What you have to do
Return, without any alteration, the lines from the first line below through the line containing "clock-icon: ⏱ — [168, 1750, 222, 1804]", including both.

Records supplied
— Begin —

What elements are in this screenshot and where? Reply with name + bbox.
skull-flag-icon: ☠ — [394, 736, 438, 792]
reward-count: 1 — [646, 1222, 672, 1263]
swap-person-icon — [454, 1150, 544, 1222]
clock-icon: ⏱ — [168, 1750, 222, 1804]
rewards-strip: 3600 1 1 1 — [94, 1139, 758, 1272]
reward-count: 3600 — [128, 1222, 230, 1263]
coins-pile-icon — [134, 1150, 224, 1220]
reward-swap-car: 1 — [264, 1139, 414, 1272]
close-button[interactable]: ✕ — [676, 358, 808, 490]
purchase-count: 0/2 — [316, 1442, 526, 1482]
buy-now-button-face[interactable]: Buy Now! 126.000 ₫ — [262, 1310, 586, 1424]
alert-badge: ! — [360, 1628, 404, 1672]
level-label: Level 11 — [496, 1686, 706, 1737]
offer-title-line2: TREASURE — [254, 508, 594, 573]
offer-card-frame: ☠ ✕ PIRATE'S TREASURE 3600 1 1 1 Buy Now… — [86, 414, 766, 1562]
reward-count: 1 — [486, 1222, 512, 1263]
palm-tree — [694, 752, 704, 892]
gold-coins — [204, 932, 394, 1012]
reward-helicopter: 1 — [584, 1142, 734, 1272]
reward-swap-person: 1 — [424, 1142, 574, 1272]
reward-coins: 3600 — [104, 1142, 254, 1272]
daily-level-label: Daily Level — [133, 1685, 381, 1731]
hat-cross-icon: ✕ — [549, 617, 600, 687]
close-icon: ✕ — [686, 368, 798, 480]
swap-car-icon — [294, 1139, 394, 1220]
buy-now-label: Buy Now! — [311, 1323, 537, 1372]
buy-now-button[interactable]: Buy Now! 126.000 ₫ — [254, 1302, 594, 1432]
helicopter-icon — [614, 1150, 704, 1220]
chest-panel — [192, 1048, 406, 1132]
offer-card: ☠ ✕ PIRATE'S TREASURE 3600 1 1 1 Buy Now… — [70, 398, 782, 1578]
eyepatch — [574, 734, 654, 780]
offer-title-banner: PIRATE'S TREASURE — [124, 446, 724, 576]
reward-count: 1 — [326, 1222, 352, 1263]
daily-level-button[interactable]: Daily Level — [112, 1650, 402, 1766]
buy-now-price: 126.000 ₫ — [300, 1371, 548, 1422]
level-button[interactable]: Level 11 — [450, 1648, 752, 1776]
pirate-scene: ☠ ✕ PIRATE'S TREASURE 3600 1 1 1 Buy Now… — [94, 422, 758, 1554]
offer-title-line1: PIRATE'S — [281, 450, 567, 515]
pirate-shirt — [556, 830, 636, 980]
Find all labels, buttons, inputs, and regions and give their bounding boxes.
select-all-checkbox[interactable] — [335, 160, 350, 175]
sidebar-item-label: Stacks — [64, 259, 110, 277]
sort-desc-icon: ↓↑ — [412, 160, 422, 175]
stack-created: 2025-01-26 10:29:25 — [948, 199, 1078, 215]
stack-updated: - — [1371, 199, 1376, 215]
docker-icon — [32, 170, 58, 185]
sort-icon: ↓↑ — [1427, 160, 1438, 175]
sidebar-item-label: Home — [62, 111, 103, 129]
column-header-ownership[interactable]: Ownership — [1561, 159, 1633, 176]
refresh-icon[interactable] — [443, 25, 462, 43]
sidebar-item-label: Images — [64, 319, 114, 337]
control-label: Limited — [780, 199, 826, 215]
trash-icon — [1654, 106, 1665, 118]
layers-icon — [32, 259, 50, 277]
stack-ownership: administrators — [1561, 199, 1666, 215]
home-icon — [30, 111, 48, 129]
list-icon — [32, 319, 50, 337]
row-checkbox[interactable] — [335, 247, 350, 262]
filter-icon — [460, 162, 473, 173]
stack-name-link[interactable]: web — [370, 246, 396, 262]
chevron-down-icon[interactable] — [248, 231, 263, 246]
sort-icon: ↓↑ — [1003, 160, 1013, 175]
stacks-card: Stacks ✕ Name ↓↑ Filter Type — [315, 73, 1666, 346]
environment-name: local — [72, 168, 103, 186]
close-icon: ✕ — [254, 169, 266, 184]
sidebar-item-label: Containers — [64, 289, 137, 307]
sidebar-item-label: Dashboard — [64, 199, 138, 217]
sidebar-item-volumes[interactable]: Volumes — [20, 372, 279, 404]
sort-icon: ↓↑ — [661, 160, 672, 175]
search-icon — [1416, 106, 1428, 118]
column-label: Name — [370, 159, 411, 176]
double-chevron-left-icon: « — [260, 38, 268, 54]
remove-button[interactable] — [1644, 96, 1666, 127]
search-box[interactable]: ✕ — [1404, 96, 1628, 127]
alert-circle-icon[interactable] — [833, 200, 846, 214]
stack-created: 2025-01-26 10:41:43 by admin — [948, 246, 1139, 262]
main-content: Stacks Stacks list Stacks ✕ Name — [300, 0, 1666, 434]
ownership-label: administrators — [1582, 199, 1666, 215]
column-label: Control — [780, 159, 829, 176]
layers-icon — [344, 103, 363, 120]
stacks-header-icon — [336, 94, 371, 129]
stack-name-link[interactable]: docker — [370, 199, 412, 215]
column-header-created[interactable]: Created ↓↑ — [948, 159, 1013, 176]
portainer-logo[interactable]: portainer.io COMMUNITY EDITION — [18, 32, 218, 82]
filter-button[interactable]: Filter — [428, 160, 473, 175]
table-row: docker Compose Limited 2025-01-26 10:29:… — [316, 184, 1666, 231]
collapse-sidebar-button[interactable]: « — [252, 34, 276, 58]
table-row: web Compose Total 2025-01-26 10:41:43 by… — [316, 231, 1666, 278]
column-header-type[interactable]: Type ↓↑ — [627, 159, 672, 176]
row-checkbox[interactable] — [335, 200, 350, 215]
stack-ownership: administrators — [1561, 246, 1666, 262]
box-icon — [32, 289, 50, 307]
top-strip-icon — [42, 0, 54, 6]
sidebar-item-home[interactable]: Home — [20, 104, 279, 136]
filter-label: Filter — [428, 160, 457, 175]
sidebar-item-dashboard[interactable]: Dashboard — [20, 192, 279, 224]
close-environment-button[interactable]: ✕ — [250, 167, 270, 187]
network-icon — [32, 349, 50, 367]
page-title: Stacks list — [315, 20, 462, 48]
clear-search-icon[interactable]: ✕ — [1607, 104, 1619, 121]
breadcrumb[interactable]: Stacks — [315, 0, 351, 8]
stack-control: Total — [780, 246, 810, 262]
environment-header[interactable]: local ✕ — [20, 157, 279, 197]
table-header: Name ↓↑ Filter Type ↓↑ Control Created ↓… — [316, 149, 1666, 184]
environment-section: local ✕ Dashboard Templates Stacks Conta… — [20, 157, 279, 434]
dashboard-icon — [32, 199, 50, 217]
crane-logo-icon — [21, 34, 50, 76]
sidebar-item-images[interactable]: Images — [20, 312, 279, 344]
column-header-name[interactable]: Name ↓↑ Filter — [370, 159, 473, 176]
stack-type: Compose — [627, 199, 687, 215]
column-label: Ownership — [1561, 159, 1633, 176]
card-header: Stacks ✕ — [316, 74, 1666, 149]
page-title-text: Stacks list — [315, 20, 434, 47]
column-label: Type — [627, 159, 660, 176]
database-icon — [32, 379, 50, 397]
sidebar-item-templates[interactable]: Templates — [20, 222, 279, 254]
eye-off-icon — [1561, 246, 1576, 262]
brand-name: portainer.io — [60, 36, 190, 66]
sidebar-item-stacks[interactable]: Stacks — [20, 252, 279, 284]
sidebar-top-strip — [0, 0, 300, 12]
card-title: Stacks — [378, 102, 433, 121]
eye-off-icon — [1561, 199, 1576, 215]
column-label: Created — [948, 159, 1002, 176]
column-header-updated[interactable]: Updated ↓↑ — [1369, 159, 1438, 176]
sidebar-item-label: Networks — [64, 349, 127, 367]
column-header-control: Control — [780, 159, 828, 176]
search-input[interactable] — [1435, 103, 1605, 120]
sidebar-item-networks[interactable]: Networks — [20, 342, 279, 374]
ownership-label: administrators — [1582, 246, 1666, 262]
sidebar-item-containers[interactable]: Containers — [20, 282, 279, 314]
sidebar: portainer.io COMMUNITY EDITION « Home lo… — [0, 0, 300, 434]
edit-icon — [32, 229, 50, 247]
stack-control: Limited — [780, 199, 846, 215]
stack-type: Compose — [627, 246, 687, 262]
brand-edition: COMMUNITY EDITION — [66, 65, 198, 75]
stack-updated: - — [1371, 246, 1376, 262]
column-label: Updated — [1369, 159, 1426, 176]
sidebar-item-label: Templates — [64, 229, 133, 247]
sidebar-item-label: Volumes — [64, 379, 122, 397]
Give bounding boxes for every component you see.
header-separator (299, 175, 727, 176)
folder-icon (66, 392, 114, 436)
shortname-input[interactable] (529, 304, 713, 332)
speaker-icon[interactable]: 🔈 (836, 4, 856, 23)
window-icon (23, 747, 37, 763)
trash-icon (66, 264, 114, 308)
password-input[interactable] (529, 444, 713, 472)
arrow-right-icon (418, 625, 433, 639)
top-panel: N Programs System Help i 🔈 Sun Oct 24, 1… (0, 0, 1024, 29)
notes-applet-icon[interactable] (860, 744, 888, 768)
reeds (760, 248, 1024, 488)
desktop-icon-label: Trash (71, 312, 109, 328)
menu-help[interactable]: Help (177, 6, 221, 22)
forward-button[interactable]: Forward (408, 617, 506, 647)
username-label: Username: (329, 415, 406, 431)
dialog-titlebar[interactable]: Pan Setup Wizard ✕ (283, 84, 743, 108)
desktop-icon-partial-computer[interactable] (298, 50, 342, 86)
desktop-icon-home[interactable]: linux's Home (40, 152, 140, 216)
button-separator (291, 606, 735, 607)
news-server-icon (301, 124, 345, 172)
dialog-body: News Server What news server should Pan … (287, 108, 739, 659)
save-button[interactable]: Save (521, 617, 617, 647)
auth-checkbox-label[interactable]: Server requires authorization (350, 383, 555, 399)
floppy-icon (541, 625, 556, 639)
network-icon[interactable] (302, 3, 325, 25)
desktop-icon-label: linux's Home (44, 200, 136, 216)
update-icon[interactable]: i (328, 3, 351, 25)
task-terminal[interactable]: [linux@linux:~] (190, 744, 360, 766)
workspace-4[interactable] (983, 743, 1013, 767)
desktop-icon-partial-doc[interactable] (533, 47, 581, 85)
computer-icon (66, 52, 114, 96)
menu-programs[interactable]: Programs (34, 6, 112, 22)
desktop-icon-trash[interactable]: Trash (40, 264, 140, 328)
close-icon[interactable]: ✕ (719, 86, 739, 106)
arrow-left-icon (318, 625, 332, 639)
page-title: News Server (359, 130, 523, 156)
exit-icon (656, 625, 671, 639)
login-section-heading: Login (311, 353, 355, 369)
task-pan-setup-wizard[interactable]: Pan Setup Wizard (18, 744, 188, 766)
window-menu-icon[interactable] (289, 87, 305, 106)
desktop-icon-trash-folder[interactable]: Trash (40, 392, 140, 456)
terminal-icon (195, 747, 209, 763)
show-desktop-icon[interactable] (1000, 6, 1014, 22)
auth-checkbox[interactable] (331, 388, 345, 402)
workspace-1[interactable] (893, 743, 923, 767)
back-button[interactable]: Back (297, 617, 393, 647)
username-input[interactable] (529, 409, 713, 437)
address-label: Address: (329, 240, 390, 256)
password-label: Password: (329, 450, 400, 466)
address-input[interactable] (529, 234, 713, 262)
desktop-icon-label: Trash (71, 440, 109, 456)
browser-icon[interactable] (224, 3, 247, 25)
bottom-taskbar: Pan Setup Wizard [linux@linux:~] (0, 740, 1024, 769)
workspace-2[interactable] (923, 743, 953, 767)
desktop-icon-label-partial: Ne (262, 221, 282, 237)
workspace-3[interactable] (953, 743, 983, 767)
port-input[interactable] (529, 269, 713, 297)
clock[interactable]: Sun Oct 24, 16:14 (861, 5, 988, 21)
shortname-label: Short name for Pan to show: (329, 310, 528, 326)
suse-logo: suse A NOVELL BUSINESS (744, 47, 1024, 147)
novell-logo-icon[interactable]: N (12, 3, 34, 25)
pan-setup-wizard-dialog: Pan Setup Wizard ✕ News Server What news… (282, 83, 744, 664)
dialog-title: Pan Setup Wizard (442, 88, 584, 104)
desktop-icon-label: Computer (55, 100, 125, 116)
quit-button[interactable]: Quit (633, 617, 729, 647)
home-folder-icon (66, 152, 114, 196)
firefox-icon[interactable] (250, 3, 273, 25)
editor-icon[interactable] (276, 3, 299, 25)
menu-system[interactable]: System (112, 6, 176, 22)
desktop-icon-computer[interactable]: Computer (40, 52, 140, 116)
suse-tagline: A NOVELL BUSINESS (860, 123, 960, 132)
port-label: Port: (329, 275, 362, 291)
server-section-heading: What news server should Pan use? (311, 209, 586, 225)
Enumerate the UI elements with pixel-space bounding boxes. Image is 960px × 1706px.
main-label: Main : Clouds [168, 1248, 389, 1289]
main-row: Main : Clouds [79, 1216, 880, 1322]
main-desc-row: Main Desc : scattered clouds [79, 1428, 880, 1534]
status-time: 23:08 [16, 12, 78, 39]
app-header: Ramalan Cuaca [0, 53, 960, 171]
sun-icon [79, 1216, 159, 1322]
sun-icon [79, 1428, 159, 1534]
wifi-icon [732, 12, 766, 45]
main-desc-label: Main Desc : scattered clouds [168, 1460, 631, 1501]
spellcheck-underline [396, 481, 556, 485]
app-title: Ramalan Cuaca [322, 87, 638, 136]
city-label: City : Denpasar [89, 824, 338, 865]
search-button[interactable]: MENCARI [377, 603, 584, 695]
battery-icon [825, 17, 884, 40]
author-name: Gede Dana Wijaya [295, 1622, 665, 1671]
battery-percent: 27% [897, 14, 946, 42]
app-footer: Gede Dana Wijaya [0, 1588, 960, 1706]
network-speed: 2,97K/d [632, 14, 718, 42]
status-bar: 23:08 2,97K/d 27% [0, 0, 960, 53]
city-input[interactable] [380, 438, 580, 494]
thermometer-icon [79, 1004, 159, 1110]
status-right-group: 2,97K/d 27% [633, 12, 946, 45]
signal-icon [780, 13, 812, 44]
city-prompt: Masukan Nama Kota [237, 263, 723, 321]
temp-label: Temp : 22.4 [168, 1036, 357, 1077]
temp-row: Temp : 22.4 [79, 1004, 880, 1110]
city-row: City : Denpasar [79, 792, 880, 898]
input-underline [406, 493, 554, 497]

— End —

Task answer
What elements are in this screenshot and where? Reply with name + bbox.
skull-flag-icon: ☠ — [394, 736, 438, 792]
reward-count: 1 — [646, 1222, 672, 1263]
swap-person-icon — [454, 1150, 544, 1222]
clock-icon: ⏱ — [168, 1750, 222, 1804]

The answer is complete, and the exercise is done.